What to work on: Pick out every line with the word "Laminate" and copy it.
______
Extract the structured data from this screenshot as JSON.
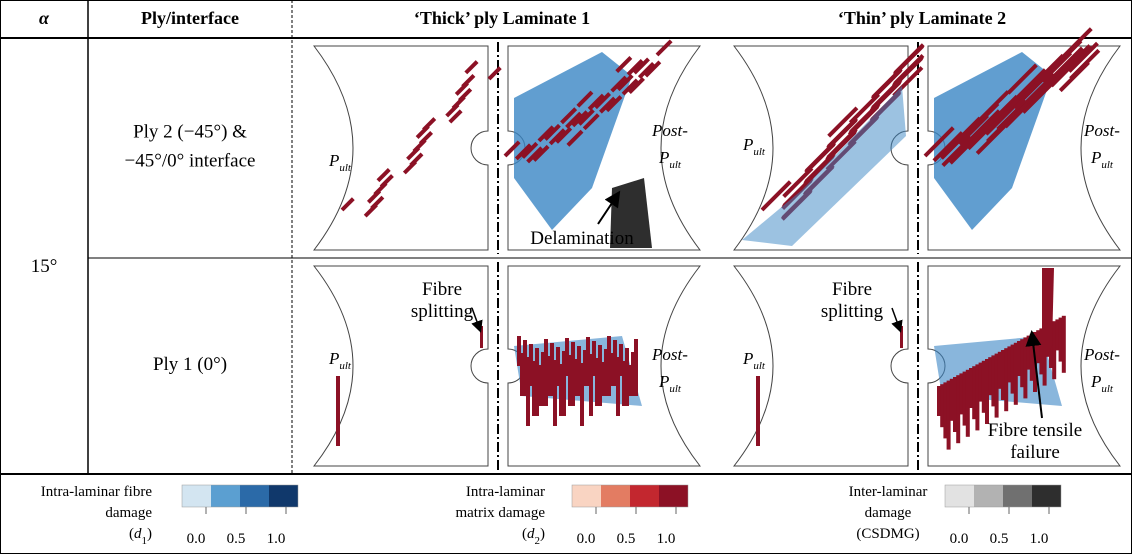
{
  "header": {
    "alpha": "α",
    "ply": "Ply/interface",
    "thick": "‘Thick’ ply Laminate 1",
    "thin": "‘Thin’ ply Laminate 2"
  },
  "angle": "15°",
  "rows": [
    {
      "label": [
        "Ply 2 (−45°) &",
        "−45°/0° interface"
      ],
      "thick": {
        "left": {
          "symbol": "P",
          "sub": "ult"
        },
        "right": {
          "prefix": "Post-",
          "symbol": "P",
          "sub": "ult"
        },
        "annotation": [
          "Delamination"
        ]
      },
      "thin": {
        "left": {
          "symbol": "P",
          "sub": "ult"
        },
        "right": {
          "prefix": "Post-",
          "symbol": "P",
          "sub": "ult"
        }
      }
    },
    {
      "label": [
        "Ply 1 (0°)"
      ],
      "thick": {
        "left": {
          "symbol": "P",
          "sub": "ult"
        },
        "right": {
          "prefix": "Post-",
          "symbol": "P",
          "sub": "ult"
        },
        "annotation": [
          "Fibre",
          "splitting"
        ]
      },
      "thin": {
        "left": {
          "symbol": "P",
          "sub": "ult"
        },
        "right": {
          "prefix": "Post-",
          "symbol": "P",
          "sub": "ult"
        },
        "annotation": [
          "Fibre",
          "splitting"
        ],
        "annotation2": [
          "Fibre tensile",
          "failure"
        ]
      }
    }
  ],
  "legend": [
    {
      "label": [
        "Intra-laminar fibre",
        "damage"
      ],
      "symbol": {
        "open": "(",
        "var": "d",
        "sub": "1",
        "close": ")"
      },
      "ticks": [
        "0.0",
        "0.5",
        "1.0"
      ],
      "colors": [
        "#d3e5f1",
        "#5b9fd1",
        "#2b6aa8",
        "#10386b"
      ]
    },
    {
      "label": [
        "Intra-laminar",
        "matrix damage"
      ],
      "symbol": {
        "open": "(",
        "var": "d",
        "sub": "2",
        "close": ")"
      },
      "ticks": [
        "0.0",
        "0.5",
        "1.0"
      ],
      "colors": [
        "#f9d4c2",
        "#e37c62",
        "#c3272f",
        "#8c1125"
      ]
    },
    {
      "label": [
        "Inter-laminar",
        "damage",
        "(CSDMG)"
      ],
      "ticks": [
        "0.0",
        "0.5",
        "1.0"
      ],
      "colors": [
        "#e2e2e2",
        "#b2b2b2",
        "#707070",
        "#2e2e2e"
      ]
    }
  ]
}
______
Result:
    "thick": "‘Thick’ ply Laminate 1",
    "thin": "‘Thin’ ply Laminate 2"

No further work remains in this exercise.